◆ The task
Exactly as written, print each record in the listing.

Start of Given records

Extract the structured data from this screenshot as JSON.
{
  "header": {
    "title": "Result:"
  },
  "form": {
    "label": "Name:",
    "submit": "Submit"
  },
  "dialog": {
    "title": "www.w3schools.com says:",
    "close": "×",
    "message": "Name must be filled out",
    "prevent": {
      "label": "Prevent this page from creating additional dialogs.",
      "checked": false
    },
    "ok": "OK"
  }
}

End of Given records

◆ The answer
Extract the structured data from this screenshot as JSON.
{
  "header": {
    "title": "Result:"
  },
  "form": {
    "label": "Name:",
    "submit": "Submit"
  },
  "dialog": {
    "title": "www.w3schools.com says:",
    "close": "×",
    "message": "Name must be filled out",
    "prevent": {
      "label": "Prevent this page from creating additional dialogs.",
      "checked": false
    },
    "ok": "OK"
  }
}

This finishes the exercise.